Exercise goal: Could you reproduce every record below exactly as written?

Input records:
++++++++
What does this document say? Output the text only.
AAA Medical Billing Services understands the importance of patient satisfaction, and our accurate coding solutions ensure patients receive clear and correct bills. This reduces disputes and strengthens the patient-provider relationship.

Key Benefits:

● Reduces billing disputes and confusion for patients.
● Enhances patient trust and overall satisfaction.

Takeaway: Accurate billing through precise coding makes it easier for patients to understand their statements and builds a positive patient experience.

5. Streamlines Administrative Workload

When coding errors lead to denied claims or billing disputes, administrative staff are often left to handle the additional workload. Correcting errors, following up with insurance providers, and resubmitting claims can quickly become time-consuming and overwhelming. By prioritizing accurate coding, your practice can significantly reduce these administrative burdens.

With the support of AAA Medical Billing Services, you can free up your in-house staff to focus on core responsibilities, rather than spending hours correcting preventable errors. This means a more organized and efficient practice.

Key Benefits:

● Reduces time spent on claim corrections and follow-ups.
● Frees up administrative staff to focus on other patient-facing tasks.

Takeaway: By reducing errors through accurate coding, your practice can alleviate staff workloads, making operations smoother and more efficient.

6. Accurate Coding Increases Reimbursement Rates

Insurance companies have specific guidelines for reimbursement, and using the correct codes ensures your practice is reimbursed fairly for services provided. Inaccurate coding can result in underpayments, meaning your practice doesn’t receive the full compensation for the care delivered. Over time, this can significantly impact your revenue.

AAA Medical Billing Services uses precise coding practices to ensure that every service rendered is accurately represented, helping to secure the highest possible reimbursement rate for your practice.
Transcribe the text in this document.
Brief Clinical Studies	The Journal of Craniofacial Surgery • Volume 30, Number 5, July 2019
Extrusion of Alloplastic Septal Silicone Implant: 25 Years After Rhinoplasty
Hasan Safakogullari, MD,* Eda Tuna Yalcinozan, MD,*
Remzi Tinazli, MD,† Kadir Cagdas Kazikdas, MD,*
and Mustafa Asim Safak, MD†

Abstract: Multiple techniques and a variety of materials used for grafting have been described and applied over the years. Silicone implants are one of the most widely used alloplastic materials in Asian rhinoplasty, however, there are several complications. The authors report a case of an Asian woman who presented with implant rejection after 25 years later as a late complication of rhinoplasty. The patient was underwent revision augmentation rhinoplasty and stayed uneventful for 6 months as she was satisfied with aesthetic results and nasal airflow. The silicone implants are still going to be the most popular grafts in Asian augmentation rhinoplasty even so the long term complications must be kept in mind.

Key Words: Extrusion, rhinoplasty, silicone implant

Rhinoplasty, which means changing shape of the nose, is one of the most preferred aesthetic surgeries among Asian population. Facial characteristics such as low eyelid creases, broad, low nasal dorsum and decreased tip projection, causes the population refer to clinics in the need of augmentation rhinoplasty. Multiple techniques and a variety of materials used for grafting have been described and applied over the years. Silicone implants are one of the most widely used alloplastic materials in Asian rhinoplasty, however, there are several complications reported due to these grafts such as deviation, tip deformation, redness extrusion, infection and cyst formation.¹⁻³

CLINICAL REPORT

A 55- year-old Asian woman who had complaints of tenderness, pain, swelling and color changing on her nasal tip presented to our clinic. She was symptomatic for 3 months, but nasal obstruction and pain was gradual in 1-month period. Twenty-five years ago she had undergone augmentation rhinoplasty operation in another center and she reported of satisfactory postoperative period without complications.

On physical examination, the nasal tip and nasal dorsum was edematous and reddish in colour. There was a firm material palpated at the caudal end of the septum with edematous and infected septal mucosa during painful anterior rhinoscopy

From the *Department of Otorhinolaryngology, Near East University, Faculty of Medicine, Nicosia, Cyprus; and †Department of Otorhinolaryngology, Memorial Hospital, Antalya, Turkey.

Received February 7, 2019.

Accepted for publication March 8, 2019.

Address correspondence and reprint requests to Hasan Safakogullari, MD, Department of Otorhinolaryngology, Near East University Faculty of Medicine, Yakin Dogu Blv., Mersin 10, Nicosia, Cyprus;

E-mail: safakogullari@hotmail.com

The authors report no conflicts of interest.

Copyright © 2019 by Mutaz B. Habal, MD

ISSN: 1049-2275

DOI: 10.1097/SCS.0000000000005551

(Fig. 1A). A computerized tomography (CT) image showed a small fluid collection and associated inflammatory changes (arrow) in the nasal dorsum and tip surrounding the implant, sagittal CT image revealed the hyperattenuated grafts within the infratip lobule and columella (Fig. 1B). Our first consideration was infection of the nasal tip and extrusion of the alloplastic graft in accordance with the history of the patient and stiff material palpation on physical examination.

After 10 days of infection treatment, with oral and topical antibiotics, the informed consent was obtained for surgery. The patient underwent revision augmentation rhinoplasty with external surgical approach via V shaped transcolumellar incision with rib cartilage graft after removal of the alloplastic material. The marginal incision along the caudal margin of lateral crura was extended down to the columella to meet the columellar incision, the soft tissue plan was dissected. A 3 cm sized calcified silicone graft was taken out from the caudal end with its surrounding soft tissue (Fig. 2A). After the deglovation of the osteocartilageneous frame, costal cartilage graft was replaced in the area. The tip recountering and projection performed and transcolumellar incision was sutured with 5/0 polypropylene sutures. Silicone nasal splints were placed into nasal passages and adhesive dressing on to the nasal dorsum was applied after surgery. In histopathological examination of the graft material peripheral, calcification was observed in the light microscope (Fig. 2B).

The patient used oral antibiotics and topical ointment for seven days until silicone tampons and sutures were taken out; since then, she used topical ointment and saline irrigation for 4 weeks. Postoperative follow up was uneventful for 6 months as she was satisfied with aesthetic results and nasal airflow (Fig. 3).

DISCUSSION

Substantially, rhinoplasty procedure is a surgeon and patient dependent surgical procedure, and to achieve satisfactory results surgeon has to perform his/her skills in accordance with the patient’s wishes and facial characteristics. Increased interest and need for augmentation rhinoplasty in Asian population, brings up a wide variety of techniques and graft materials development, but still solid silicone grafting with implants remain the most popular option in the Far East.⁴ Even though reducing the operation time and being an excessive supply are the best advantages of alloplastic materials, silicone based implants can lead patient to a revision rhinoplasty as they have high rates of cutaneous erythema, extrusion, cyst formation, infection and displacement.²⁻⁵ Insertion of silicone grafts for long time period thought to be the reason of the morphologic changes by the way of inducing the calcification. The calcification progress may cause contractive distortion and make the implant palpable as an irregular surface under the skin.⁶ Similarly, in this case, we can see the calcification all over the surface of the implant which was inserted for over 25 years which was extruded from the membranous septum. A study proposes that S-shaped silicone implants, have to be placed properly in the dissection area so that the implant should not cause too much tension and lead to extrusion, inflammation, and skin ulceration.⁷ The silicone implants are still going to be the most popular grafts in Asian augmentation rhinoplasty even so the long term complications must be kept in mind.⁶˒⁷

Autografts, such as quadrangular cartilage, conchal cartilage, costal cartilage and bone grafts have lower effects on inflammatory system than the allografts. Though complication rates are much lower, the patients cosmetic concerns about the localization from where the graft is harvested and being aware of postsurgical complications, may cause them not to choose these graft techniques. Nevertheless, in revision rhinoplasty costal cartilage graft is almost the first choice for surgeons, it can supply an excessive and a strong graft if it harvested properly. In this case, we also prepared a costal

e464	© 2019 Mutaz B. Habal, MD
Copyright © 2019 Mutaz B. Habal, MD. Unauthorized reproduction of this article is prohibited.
++++++++
Output for this task:
What does this document say? Output the text only.
AAA Medical Billing Services understands the importance of patient satisfaction, and our accurate coding solutions ensure patients receive clear and correct bills. This reduces disputes and strengthens the patient-provider relationship.

Key Benefits:

● Reduces billing disputes and confusion for patients.
● Enhances patient trust and overall satisfaction.

Takeaway: Accurate billing through precise coding makes it easier for patients to understand their statements and builds a positive patient experience.

5. Streamlines Administrative Workload

When coding errors lead to denied claims or billing disputes, administrative staff are often left to handle the additional workload. Correcting errors, following up with insurance providers, and resubmitting claims can quickly become time-consuming and overwhelming. By prioritizing accurate coding, your practice can significantly reduce these administrative burdens.

With the support of AAA Medical Billing Services, you can free up your in-house staff to focus on core responsibilities, rather than spending hours correcting preventable errors. This means a more organized and efficient practice.

Key Benefits:

● Reduces time spent on claim corrections and follow-ups.
● Frees up administrative staff to focus on other patient-facing tasks.

Takeaway: By reducing errors through accurate coding, your practice can alleviate staff workloads, making operations smoother and more efficient.

6. Accurate Coding Increases Reimbursement Rates

Insurance companies have specific guidelines for reimbursement, and using the correct codes ensures your practice is reimbursed fairly for services provided. Inaccurate coding can result in underpayments, meaning your practice doesn’t receive the full compensation for the care delivered. Over time, this can significantly impact your revenue.

AAA Medical Billing Services uses precise coding practices to ensure that every service rendered is accurately represented, helping to secure the highest possible reimbursement rate for your practice.
Transcribe the text in this document.
Brief Clinical Studies	The Journal of Craniofacial Surgery • Volume 30, Number 5, July 2019
Extrusion of Alloplastic Septal Silicone Implant: 25 Years After Rhinoplasty
Hasan Safakogullari, MD,* Eda Tuna Yalcinozan, MD,*
Remzi Tinazli, MD,† Kadir Cagdas Kazikdas, MD,*
and Mustafa Asim Safak, MD†

Abstract: Multiple techniques and a variety of materials used for grafting have been described and applied over the years. Silicone implants are one of the most widely used alloplastic materials in Asian rhinoplasty, however, there are several complications. The authors report a case of an Asian woman who presented with implant rejection after 25 years later as a late complication of rhinoplasty. The patient was underwent revision augmentation rhinoplasty and stayed uneventful for 6 months as she was satisfied with aesthetic results and nasal airflow. The silicone implants are still going to be the most popular grafts in Asian augmentation rhinoplasty even so the long term complications must be kept in mind.

Key Words: Extrusion, rhinoplasty, silicone implant

Rhinoplasty, which means changing shape of the nose, is one of the most preferred aesthetic surgeries among Asian population. Facial characteristics such as low eyelid creases, broad, low nasal dorsum and decreased tip projection, causes the population refer to clinics in the need of augmentation rhinoplasty. Multiple techniques and a variety of materials used for grafting have been described and applied over the years. Silicone implants are one of the most widely used alloplastic materials in Asian rhinoplasty, however, there are several complications reported due to these grafts such as deviation, tip deformation, redness extrusion, infection and cyst formation.¹⁻³

CLINICAL REPORT

A 55- year-old Asian woman who had complaints of tenderness, pain, swelling and color changing on her nasal tip presented to our clinic. She was symptomatic for 3 months, but nasal obstruction and pain was gradual in 1-month period. Twenty-five years ago she had undergone augmentation rhinoplasty operation in another center and she reported of satisfactory postoperative period without complications.

On physical examination, the nasal tip and nasal dorsum was edematous and reddish in colour. There was a firm material palpated at the caudal end of the septum with edematous and infected septal mucosa during painful anterior rhinoscopy

From the *Department of Otorhinolaryngology, Near East University, Faculty of Medicine, Nicosia, Cyprus; and †Department of Otorhinolaryngology, Memorial Hospital, Antalya, Turkey.

Received February 7, 2019.

Accepted for publication March 8, 2019.

Address correspondence and reprint requests to Hasan Safakogullari, MD, Department of Otorhinolaryngology, Near East University Faculty of Medicine, Yakin Dogu Blv., Mersin 10, Nicosia, Cyprus;

E-mail: safakogullari@hotmail.com

The authors report no conflicts of interest.

Copyright © 2019 by Mutaz B. Habal, MD

ISSN: 1049-2275

DOI: 10.1097/SCS.0000000000005551

(Fig. 1A). A computerized tomography (CT) image showed a small fluid collection and associated inflammatory changes (arrow) in the nasal dorsum and tip surrounding the implant, sagittal CT image revealed the hyperattenuated grafts within the infratip lobule and columella (Fig. 1B). Our first consideration was infection of the nasal tip and extrusion of the alloplastic graft in accordance with the history of the patient and stiff material palpation on physical examination.

After 10 days of infection treatment, with oral and topical antibiotics, the informed consent was obtained for surgery. The patient underwent revision augmentation rhinoplasty with external surgical approach via V shaped transcolumellar incision with rib cartilage graft after removal of the alloplastic material. The marginal incision along the caudal margin of lateral crura was extended down to the columella to meet the columellar incision, the soft tissue plan was dissected. A 3 cm sized calcified silicone graft was taken out from the caudal end with its surrounding soft tissue (Fig. 2A). After the deglovation of the osteocartilageneous frame, costal cartilage graft was replaced in the area. The tip recountering and projection performed and transcolumellar incision was sutured with 5/0 polypropylene sutures. Silicone nasal splints were placed into nasal passages and adhesive dressing on to the nasal dorsum was applied after surgery. In histopathological examination of the graft material peripheral, calcification was observed in the light microscope (Fig. 2B).

The patient used oral antibiotics and topical ointment for seven days until silicone tampons and sutures were taken out; since then, she used topical ointment and saline irrigation for 4 weeks. Postoperative follow up was uneventful for 6 months as she was satisfied with aesthetic results and nasal airflow (Fig. 3).

DISCUSSION

Substantially, rhinoplasty procedure is a surgeon and patient dependent surgical procedure, and to achieve satisfactory results surgeon has to perform his/her skills in accordance with the patient’s wishes and facial characteristics. Increased interest and need for augmentation rhinoplasty in Asian population, brings up a wide variety of techniques and graft materials development, but still solid silicone grafting with implants remain the most popular option in the Far East.⁴ Even though reducing the operation time and being an excessive supply are the best advantages of alloplastic materials, silicone based implants can lead patient to a revision rhinoplasty as they have high rates of cutaneous erythema, extrusion, cyst formation, infection and displacement.²⁻⁵ Insertion of silicone grafts for long time period thought to be the reason of the morphologic changes by the way of inducing the calcification. The calcification progress may cause contractive distortion and make the implant palpable as an irregular surface under the skin.⁶ Similarly, in this case, we can see the calcification all over the surface of the implant which was inserted for over 25 years which was extruded from the membranous septum. A study proposes that S-shaped silicone implants, have to be placed properly in the dissection area so that the implant should not cause too much tension and lead to extrusion, inflammation, and skin ulceration.⁷ The silicone implants are still going to be the most popular grafts in Asian augmentation rhinoplasty even so the long term complications must be kept in mind.⁶˒⁷

Autografts, such as quadrangular cartilage, conchal cartilage, costal cartilage and bone grafts have lower effects on inflammatory system than the allografts. Though complication rates are much lower, the patients cosmetic concerns about the localization from where the graft is harvested and being aware of postsurgical complications, may cause them not to choose these graft techniques. Nevertheless, in revision rhinoplasty costal cartilage graft is almost the first choice for surgeons, it can supply an excessive and a strong graft if it harvested properly. In this case, we also prepared a costal

e464	© 2019 Mutaz B. Habal, MD
Copyright © 2019 Mutaz B. Habal, MD. Unauthorized reproduction of this article is prohibited.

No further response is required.